[Data records]
★ ★ ★ ★ ★
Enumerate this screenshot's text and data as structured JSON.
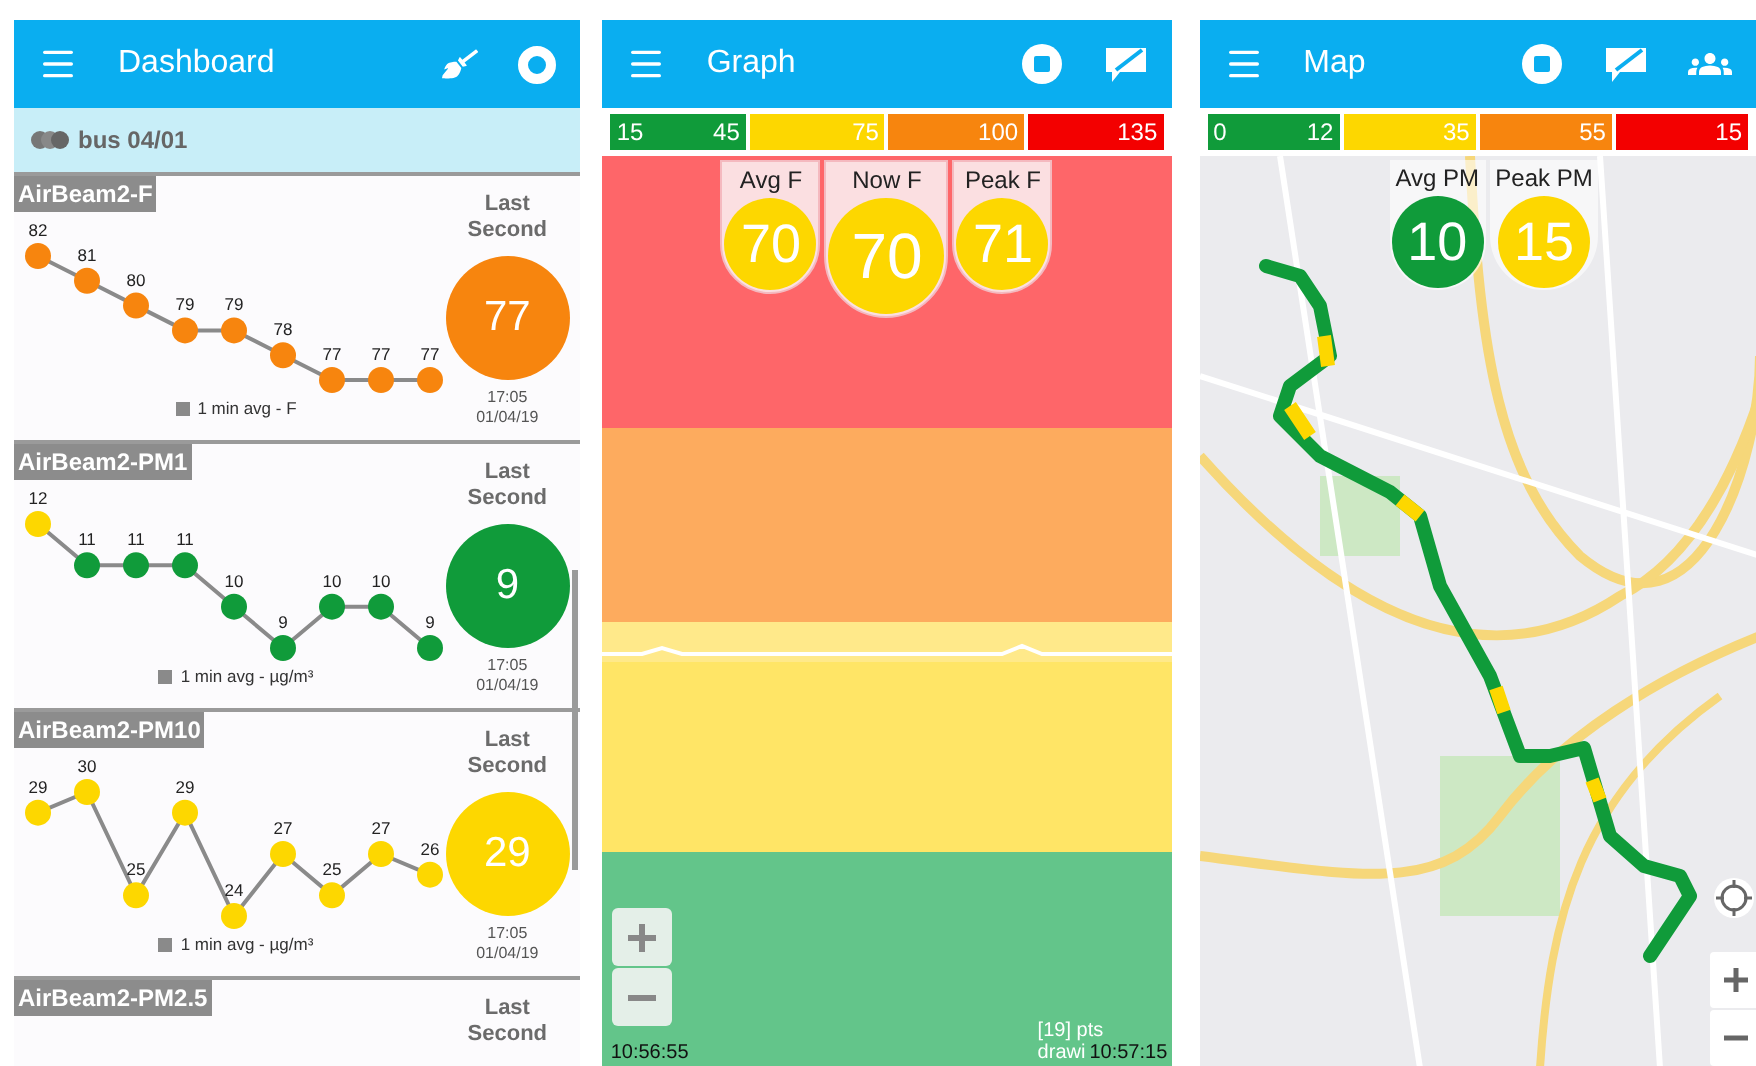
{
  "dashboard": {
    "title": "Dashboard",
    "session": "bus 04/01",
    "cards": [
      {
        "name": "AirBeam2-F",
        "chart_data": {
          "type": "line",
          "series": [
            {
              "name": "1 min avg - F",
              "color": "#8a8a8a",
              "marker": "circle",
              "values": [
                82,
                81,
                80,
                79,
                79,
                78,
                77,
                77,
                77
              ]
            }
          ],
          "data_labels": true
        },
        "markers": [
          {
            "color": "#f7850e"
          },
          {
            "color": "#f7850e"
          },
          {
            "color": "#f7850e"
          },
          {
            "color": "#f7850e"
          },
          {
            "color": "#f7850e"
          },
          {
            "color": "#f7850e"
          },
          {
            "color": "#f7850e"
          },
          {
            "color": "#f7850e"
          },
          {
            "color": "#f7850e"
          }
        ],
        "last_label": "Last Second",
        "reading": {
          "value": "77",
          "color": "#f7850e"
        },
        "time": "17:05",
        "date": "01/04/19"
      },
      {
        "name": "AirBeam2-PM1",
        "chart_data": {
          "type": "line",
          "series": [
            {
              "name": "1 min avg - µg/m³",
              "color": "#8a8a8a",
              "marker": "circle",
              "values": [
                12,
                11,
                11,
                11,
                10,
                9,
                10,
                10,
                9
              ]
            }
          ],
          "data_labels": true
        },
        "markers": [
          {
            "color": "#fdd700"
          },
          {
            "color": "#109b3a"
          },
          {
            "color": "#109b3a"
          },
          {
            "color": "#109b3a"
          },
          {
            "color": "#109b3a"
          },
          {
            "color": "#109b3a"
          },
          {
            "color": "#109b3a"
          },
          {
            "color": "#109b3a"
          },
          {
            "color": "#109b3a"
          }
        ],
        "last_label": "Last Second",
        "reading": {
          "value": "9",
          "color": "#109b3a"
        },
        "time": "17:05",
        "date": "01/04/19"
      },
      {
        "name": "AirBeam2-PM10",
        "chart_data": {
          "type": "line",
          "series": [
            {
              "name": "1 min avg - µg/m³",
              "color": "#8a8a8a",
              "marker": "circle",
              "values": [
                29,
                30,
                25,
                29,
                24,
                27,
                25,
                27,
                26
              ]
            }
          ],
          "data_labels": true
        },
        "markers": [
          {
            "color": "#fdd700"
          },
          {
            "color": "#fdd700"
          },
          {
            "color": "#fdd700"
          },
          {
            "color": "#fdd700"
          },
          {
            "color": "#fdd700"
          },
          {
            "color": "#fdd700"
          },
          {
            "color": "#fdd700"
          },
          {
            "color": "#fdd700"
          },
          {
            "color": "#fdd700"
          }
        ],
        "last_label": "Last Second",
        "reading": {
          "value": "29",
          "color": "#fdd700"
        },
        "time": "17:05",
        "date": "01/04/19"
      },
      {
        "name": "AirBeam2-PM2.5",
        "last_label": "Last Second"
      }
    ]
  },
  "graph": {
    "title": "Graph",
    "thresholds": {
      "min": "15",
      "segments": [
        {
          "label": "45",
          "color": "#109b3a"
        },
        {
          "label": "75",
          "color": "#fdd700"
        },
        {
          "label": "100",
          "color": "#f7850e"
        },
        {
          "label": "135",
          "color": "#f30000"
        }
      ]
    },
    "badges": [
      {
        "label": "Avg F",
        "value": "70",
        "color": "#fdd700",
        "kind": "stat"
      },
      {
        "label": "Now F",
        "value": "70",
        "color": "#fdd700",
        "kind": "current"
      },
      {
        "label": "Peak F",
        "value": "71",
        "color": "#fdd700",
        "kind": "stat"
      }
    ],
    "time_start": "10:56:55",
    "points": "[19] pts",
    "drawing_note": "drawi",
    "time_end": "10:57:15"
  },
  "map": {
    "title": "Map",
    "thresholds": {
      "min": "0",
      "segments": [
        {
          "label": "12",
          "color": "#109b3a"
        },
        {
          "label": "35",
          "color": "#fdd700"
        },
        {
          "label": "55",
          "color": "#f7850e"
        },
        {
          "label": "15",
          "color": "#f30000"
        }
      ]
    },
    "badges": [
      {
        "label": "Avg PM",
        "value": "10",
        "color": "#109b3a"
      },
      {
        "label": "Peak PM",
        "value": "15",
        "color": "#fdd700"
      }
    ]
  }
}
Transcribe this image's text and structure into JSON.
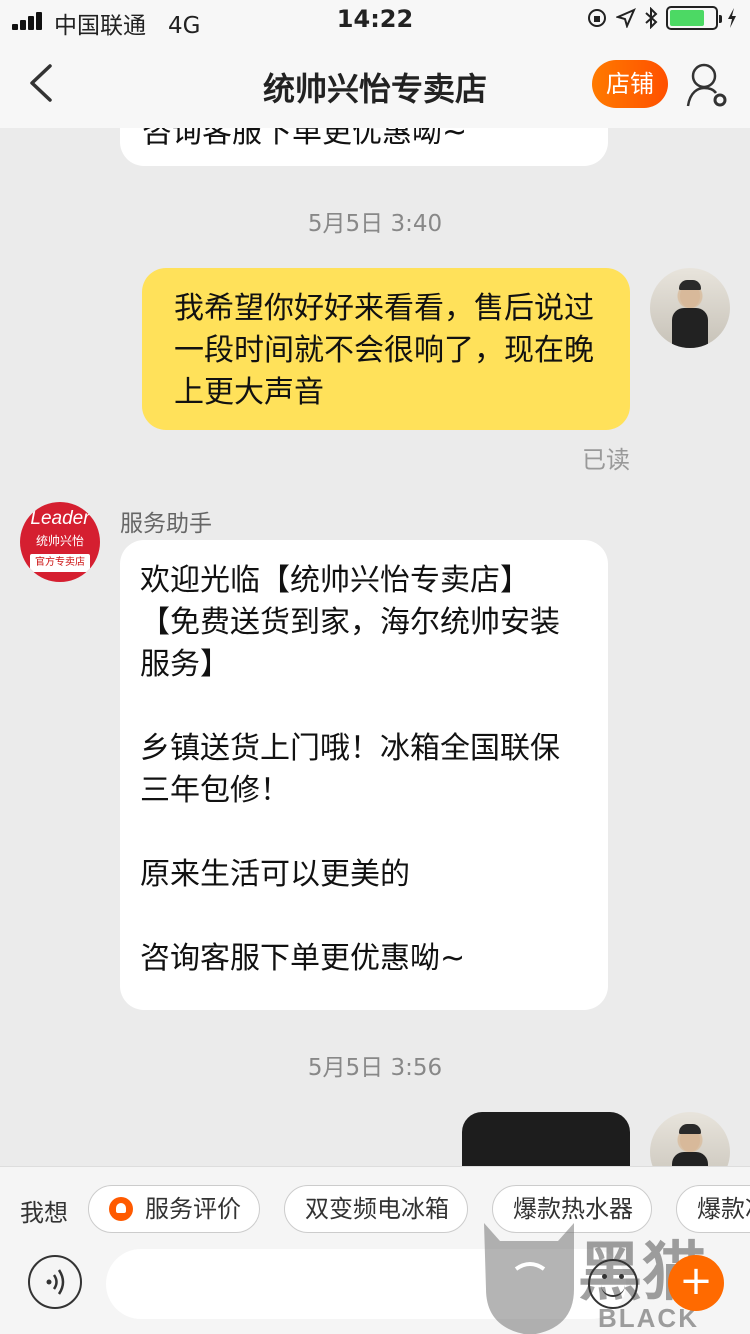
{
  "status_bar": {
    "carrier": "中国联通",
    "network": "4G",
    "time": "14:22"
  },
  "header": {
    "title": "统帅兴怡专卖店",
    "shop_button": "店铺"
  },
  "messages": {
    "partial_top": "咨询客服下单更优惠呦~",
    "ts1": "5月5日 3:40",
    "user_msg_1": "我希望你好好来看看，售后说过一段时间就不会很响了，现在晚上更大声音",
    "read_label": "已读",
    "sender": "服务助手",
    "shop_logo_brand": "Leader",
    "shop_logo_cn": "统帅兴怡",
    "shop_logo_tag": "官方专卖店",
    "shop_line1": "欢迎光临【统帅兴怡专卖店】",
    "shop_line2": "【免费送货到家，海尔统帅安装",
    "shop_line3": "服务】",
    "shop_line4": "乡镇送货上门哦！冰箱全国联保",
    "shop_line5": "三年包修！",
    "shop_line6": "原来生活可以更美的",
    "shop_line7": "咨询客服下单更优惠呦~",
    "ts2": "5月5日 3:56"
  },
  "quick_bar": {
    "lead": "我想",
    "chips": [
      "服务评价",
      "双变频电冰箱",
      "爆款热水器",
      "爆款冰"
    ]
  },
  "watermark": {
    "text_cn": "黑猫",
    "text_en": "BLACK CAT"
  }
}
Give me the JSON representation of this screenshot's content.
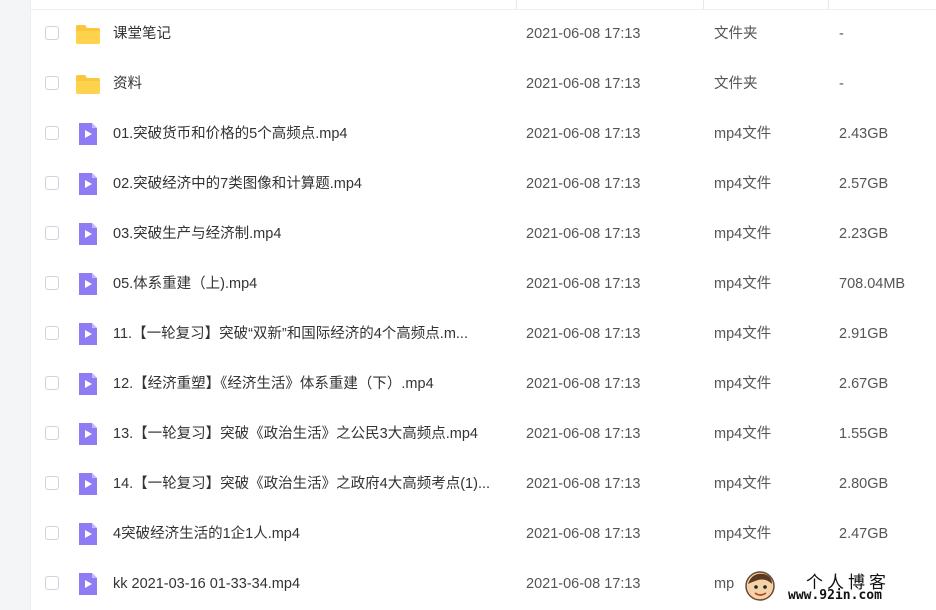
{
  "files": [
    {
      "icon": "folder-icon",
      "name": "课堂笔记",
      "date": "2021-06-08 17:13",
      "type": "文件夹",
      "size": "-"
    },
    {
      "icon": "folder-icon",
      "name": "资料",
      "date": "2021-06-08 17:13",
      "type": "文件夹",
      "size": "-"
    },
    {
      "icon": "video-file-icon",
      "name": "01.突破货币和价格的5个高频点.mp4",
      "date": "2021-06-08 17:13",
      "type": "mp4文件",
      "size": "2.43GB"
    },
    {
      "icon": "video-file-icon",
      "name": "02.突破经济中的7类图像和计算题.mp4",
      "date": "2021-06-08 17:13",
      "type": "mp4文件",
      "size": "2.57GB"
    },
    {
      "icon": "video-file-icon",
      "name": "03.突破生产与经济制.mp4",
      "date": "2021-06-08 17:13",
      "type": "mp4文件",
      "size": "2.23GB"
    },
    {
      "icon": "video-file-icon",
      "name": "05.体系重建（上).mp4",
      "date": "2021-06-08 17:13",
      "type": "mp4文件",
      "size": "708.04MB"
    },
    {
      "icon": "video-file-icon",
      "name": "11.【一轮复习】突破“双新”和国际经济的4个高频点.m...",
      "date": "2021-06-08 17:13",
      "type": "mp4文件",
      "size": "2.91GB"
    },
    {
      "icon": "video-file-icon",
      "name": "12.【经济重塑】《经济生活》体系重建（下）.mp4",
      "date": "2021-06-08 17:13",
      "type": "mp4文件",
      "size": "2.67GB"
    },
    {
      "icon": "video-file-icon",
      "name": "13.【一轮复习】突破《政治生活》之公民3大高频点.mp4",
      "date": "2021-06-08 17:13",
      "type": "mp4文件",
      "size": "1.55GB"
    },
    {
      "icon": "video-file-icon",
      "name": "14.【一轮复习】突破《政治生活》之政府4大高频考点(1)...",
      "date": "2021-06-08 17:13",
      "type": "mp4文件",
      "size": "2.80GB"
    },
    {
      "icon": "video-file-icon",
      "name": "4突破经济生活的1企1人.mp4",
      "date": "2021-06-08 17:13",
      "type": "mp4文件",
      "size": "2.47GB"
    },
    {
      "icon": "video-file-icon",
      "name": "kk 2021-03-16 01-33-34.mp4",
      "date": "2021-06-08 17:13",
      "type": "mp",
      "size": ""
    }
  ],
  "watermark": {
    "title": "个人博客",
    "url": "www.92in.com"
  },
  "colors": {
    "folder": "#fcc63a",
    "video": "#8f7cf5",
    "text": "#333333"
  }
}
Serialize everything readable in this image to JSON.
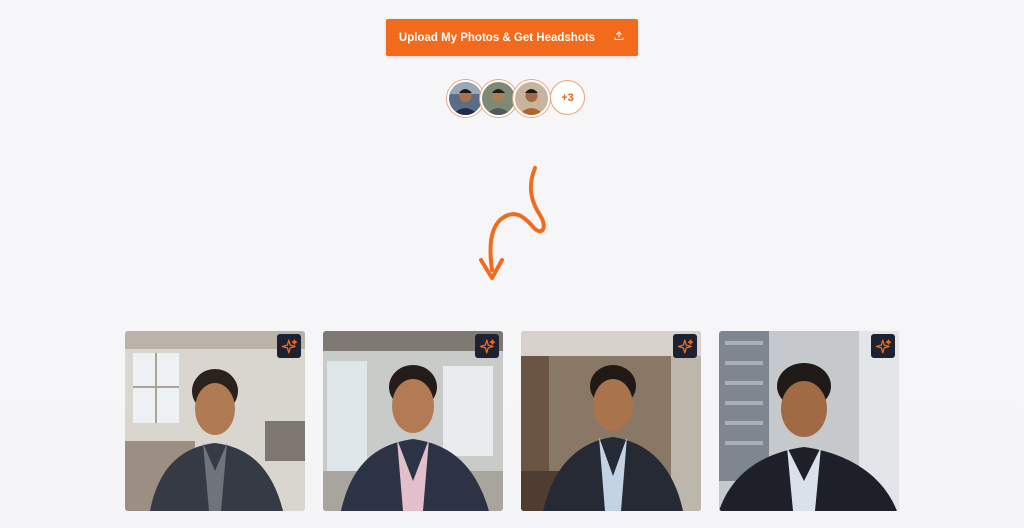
{
  "upload": {
    "label": "Upload My Photos & Get Headshots",
    "icon": "upload-icon"
  },
  "avatars": {
    "count_label": "+3"
  },
  "headshots": [
    {
      "icon": "sparkle-icon"
    },
    {
      "icon": "sparkle-icon"
    },
    {
      "icon": "sparkle-icon"
    },
    {
      "icon": "sparkle-icon"
    }
  ],
  "colors": {
    "accent": "#f26a1b",
    "badge_bg": "#1d2233",
    "background": "#f6f6f8"
  }
}
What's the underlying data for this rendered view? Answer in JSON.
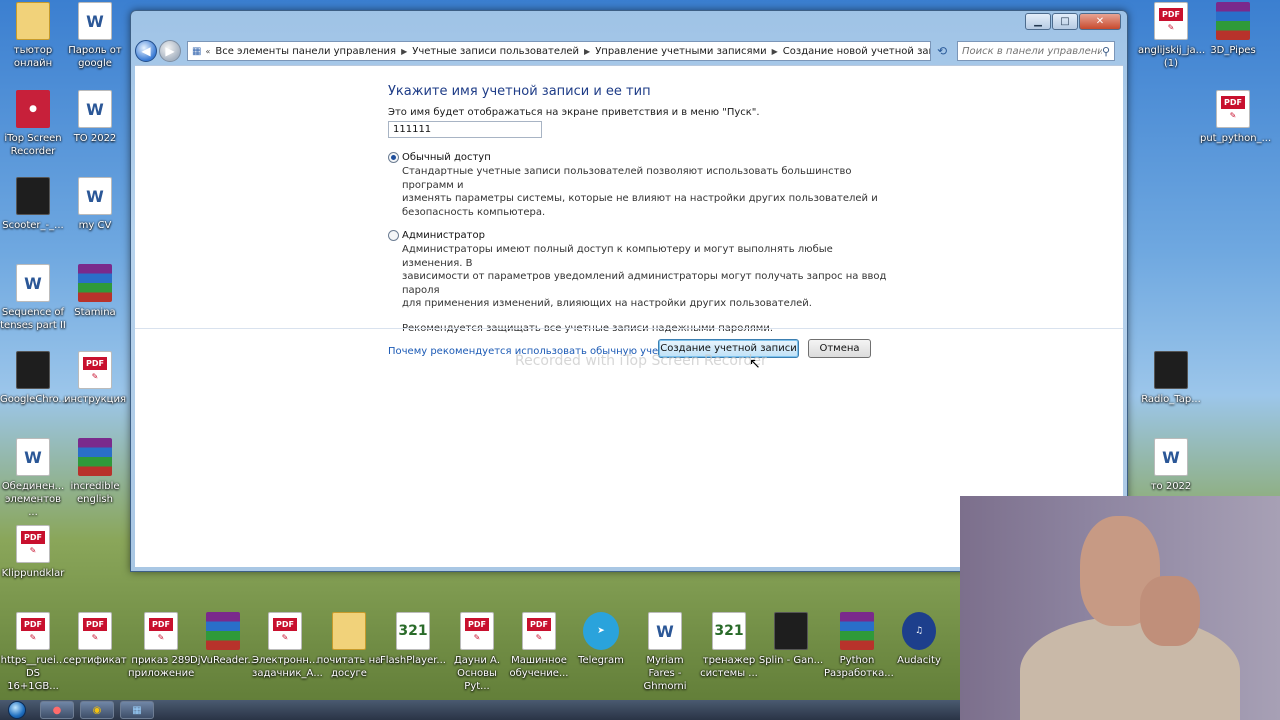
★ ★ ★ ★ ★
Problem description
Find every line of the data that holds the string "this", then say how many there are and nothing else.

Problem solution
5